#### Material for the task

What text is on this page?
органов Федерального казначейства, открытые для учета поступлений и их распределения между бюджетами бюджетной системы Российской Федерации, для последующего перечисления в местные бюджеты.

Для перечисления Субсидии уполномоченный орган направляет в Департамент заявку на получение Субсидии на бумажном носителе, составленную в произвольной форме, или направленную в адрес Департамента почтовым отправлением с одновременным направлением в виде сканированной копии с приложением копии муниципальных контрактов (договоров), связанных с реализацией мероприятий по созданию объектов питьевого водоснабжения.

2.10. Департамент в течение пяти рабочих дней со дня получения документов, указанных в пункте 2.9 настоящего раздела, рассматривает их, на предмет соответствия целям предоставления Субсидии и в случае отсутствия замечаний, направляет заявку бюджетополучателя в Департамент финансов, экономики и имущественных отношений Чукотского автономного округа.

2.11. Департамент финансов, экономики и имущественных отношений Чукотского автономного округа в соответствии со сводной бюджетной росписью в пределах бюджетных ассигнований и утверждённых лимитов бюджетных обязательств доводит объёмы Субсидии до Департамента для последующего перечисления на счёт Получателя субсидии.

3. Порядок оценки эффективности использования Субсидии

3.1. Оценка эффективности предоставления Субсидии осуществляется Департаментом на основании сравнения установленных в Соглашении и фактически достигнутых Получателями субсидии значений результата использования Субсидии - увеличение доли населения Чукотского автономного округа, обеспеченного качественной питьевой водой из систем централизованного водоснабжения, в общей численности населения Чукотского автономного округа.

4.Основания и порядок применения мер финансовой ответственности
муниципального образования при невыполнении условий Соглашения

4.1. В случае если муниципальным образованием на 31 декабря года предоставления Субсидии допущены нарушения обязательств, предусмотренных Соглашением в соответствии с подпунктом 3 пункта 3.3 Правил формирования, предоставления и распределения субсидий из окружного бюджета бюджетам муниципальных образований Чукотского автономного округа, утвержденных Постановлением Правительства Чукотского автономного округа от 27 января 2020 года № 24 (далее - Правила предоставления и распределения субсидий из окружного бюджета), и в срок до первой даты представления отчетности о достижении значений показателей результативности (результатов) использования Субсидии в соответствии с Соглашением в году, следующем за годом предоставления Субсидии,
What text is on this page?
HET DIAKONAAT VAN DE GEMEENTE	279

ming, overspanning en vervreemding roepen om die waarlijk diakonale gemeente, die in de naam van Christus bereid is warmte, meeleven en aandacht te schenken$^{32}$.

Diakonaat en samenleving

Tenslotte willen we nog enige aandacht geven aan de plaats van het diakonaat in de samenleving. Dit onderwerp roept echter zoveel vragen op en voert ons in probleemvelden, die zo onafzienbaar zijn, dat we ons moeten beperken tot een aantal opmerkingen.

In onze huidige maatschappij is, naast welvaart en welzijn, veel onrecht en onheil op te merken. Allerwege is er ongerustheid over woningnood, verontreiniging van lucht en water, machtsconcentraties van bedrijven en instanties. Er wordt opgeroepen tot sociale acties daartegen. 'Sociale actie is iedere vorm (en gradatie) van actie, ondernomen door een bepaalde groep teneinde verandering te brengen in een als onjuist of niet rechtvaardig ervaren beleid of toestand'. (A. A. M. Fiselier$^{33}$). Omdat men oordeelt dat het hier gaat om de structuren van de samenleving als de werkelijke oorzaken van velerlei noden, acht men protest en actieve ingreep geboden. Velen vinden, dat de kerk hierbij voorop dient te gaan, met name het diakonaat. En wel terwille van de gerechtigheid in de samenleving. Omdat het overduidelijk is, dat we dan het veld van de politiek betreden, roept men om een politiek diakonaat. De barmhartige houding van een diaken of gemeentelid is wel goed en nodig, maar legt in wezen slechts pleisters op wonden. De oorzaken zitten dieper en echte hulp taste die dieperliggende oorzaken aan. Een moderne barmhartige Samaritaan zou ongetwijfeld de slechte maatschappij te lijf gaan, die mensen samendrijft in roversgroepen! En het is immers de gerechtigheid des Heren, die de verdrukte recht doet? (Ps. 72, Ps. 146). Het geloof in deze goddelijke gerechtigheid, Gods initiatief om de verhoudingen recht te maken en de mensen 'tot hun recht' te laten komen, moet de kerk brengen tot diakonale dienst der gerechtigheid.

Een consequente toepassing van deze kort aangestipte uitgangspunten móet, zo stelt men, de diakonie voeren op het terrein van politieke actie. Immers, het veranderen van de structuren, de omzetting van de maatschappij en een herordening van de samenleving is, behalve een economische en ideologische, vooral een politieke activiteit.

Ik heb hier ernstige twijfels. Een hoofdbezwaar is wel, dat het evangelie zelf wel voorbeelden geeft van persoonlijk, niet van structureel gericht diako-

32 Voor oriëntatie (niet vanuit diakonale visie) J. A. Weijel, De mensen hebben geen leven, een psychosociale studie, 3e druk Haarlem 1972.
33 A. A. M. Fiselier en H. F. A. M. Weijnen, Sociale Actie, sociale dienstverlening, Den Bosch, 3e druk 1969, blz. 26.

########
#### Material for the task

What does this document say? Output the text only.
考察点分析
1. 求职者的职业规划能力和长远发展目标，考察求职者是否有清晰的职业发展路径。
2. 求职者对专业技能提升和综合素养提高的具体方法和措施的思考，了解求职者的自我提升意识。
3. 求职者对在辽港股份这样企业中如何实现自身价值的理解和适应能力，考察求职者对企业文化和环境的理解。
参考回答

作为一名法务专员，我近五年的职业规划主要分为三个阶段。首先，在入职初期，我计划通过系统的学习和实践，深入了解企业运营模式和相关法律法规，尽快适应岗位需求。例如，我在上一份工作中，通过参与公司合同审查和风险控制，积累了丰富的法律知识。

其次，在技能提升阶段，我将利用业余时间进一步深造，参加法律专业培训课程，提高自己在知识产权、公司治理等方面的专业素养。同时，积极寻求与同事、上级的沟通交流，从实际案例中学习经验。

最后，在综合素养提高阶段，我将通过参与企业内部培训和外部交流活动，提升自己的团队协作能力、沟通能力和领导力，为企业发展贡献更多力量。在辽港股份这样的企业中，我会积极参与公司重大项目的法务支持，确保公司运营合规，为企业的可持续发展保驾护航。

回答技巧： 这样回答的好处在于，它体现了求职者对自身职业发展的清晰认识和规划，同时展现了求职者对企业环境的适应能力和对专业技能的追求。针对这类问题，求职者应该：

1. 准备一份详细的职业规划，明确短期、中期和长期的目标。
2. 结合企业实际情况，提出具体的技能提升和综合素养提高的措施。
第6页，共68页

########

▶ **Task prompt**
Search the entries for the string "имущественных" and collect each line that has it.

▶ **Result**
2.10. Департамент в течение пяти рабочих дней со дня получения документов, указанных в пункте 2.9 настоящего раздела, рассматривает их, на предмет соответствия целям предоставления Субсидии и в случае отсутствия замечаний, направляет заявку бюджетополучателя в Департамент финансов, экономики и имущественных отношений Чукотского автономного округа.
2.11. Департамент финансов, экономики и имущественных отношений Чукотского автономного округа в соответствии со сводной бюджетной росписью в пределах бюджетных ассигнований и утверждённых лимитов бюджетных обязательств доводит объёмы Субсидии до Департамента для последующего перечисления на счёт Получателя субсидии.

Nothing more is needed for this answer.